-- Start of Raw data --
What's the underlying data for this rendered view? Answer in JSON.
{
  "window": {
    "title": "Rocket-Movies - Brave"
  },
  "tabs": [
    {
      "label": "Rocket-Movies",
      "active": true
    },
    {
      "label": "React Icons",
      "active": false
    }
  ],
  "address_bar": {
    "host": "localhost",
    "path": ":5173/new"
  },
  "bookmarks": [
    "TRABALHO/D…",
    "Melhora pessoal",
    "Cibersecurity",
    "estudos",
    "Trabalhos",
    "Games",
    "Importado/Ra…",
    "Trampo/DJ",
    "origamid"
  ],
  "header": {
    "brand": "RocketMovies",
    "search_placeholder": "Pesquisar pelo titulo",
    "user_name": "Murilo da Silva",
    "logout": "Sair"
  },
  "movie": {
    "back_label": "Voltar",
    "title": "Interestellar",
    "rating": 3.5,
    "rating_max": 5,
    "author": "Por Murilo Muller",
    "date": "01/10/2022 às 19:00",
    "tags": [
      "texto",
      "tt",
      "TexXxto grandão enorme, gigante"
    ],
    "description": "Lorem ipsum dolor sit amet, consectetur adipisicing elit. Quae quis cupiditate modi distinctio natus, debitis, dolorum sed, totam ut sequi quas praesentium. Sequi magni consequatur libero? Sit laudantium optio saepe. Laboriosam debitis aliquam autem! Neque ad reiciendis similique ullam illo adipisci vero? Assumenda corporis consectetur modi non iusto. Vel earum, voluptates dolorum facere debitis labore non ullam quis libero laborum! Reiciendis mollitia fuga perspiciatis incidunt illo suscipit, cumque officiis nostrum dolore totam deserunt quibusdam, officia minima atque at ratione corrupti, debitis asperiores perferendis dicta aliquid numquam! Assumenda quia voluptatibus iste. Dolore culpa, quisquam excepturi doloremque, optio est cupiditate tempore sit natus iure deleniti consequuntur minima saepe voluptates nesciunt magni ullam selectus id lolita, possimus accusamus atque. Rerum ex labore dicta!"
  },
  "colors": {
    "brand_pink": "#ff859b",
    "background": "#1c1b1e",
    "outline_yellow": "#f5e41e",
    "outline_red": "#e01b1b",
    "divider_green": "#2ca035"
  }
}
-- End of Raw data --
-- Start of Raw data --
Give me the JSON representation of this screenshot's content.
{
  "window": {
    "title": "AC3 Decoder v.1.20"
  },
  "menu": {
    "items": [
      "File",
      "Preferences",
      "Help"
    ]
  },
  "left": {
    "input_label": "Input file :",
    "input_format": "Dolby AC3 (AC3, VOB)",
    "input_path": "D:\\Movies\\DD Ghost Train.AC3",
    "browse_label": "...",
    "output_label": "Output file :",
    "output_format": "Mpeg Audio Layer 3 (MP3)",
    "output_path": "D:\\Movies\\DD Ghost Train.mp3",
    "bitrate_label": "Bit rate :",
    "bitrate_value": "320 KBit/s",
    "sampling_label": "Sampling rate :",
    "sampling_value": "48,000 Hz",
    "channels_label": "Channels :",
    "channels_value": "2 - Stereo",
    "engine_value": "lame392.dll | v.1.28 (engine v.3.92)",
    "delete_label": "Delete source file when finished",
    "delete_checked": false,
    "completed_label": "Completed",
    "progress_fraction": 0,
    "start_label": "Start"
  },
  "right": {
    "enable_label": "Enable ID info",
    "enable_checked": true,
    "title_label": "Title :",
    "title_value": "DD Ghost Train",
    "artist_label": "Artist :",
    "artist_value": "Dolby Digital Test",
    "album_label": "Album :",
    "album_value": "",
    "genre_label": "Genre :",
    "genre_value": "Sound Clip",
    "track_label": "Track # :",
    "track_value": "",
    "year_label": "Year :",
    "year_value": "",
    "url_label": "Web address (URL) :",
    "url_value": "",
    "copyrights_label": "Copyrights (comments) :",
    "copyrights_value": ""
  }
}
-- End of Raw data --
--- To do ---
Go through the listing above and list every line that has the word "Ghost".

--- Exercise result ---
    "input_path": "D:\\Movies\\DD Ghost Train.AC3",
    "output_path": "D:\\Movies\\DD Ghost Train.mp3",
    "title_value": "DD Ghost Train",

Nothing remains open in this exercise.